**WHAT THE TASK REQUIRES**
Locate the lines of the listing below that hold "icon", then copy each of them.

**MATERIAL SUPPLIED**
>> START

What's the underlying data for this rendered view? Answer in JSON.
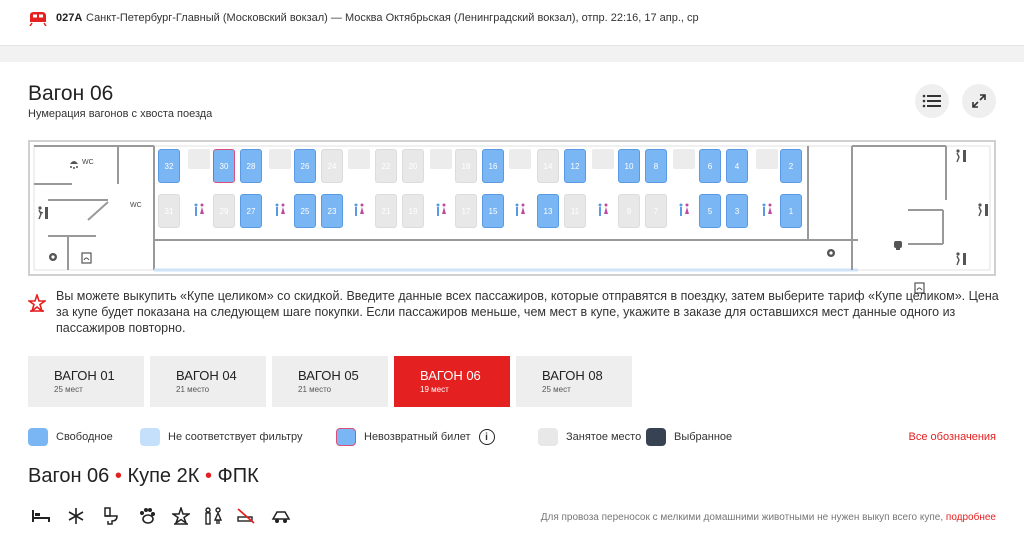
{
  "header": {
    "train_number": "027А",
    "route": "Санкт-Петербург-Главный (Московский вокзал) — Москва Октябрьская (Ленинградский вокзал),  отпр. 22:16, 17 апр., ср"
  },
  "car": {
    "title": "Вагон 06",
    "subtitle": "Нумерация вагонов с хвоста поезда",
    "wc_label": "WC",
    "upper_seats": [
      "32",
      "30",
      "28",
      "26",
      "24",
      "22",
      "20",
      "18",
      "16",
      "14",
      "12",
      "10",
      "8",
      "6",
      "4",
      "2"
    ],
    "lower_seats": [
      "31",
      "29",
      "27",
      "25",
      "23",
      "21",
      "19",
      "17",
      "15",
      "13",
      "11",
      "9",
      "7",
      "5",
      "3",
      "1"
    ],
    "free_seats": [
      "32",
      "28",
      "27",
      "26",
      "25",
      "23",
      "16",
      "15",
      "13",
      "12",
      "10",
      "8",
      "6",
      "5",
      "4",
      "3",
      "2",
      "1"
    ],
    "norefund_seats": [
      "30"
    ]
  },
  "notice": {
    "text": "Вы можете выкупить «Купе целиком» со скидкой. Введите данные всех пассажиров, которые отправятся в поездку, затем выберите тариф «Купе целиком». Цена за купе будет показана на следующем шаге покупки. Если пассажиров меньше, чем мест в купе, укажите в заказе для оставшихся мест данные одного из пассажиров повторно."
  },
  "wagons": [
    {
      "title": "ВАГОН 01",
      "seats": "25 мест",
      "active": false
    },
    {
      "title": "ВАГОН 04",
      "seats": "21 место",
      "active": false
    },
    {
      "title": "ВАГОН 05",
      "seats": "21 место",
      "active": false
    },
    {
      "title": "ВАГОН 06",
      "seats": "19 мест",
      "active": true
    },
    {
      "title": "ВАГОН 08",
      "seats": "25 мест",
      "active": false
    }
  ],
  "legend": {
    "items": [
      {
        "label": "Свободное",
        "color": "#7bb6f4"
      },
      {
        "label": "Не соответствует фильтру",
        "color": "#c4e0fb"
      },
      {
        "label": "Невозвратный билет",
        "color": "#7bb6f4"
      },
      {
        "label": "Занятое место",
        "color": "#e8e8e8"
      },
      {
        "label": "Выбранное",
        "color": "#374353"
      }
    ],
    "all_label": "Все обозначения"
  },
  "car_info": {
    "name": "Вагон 06",
    "class": "Купе 2К",
    "carrier": "ФПК",
    "separator": "•"
  },
  "amenities": [
    "bed-icon",
    "snowflake-icon",
    "toilet-icon",
    "paw-icon",
    "star-icon",
    "wc-icon",
    "no-smoking-icon",
    "transfer-icon"
  ],
  "pets": {
    "note": "Для провоза переносок с мелкими домашними животными не нужен выкуп всего купе,",
    "link": "подробнее"
  },
  "colors": {
    "accent": "#e52020",
    "free": "#7bb6f4",
    "occupied": "#e8e8e8",
    "selected": "#374353"
  }
}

>> END

**FINISHED EXERCISE**
    "bed-icon",
    "snowflake-icon",
    "toilet-icon",
    "paw-icon",
    "star-icon",
    "wc-icon",
    "no-smoking-icon",
    "transfer-icon"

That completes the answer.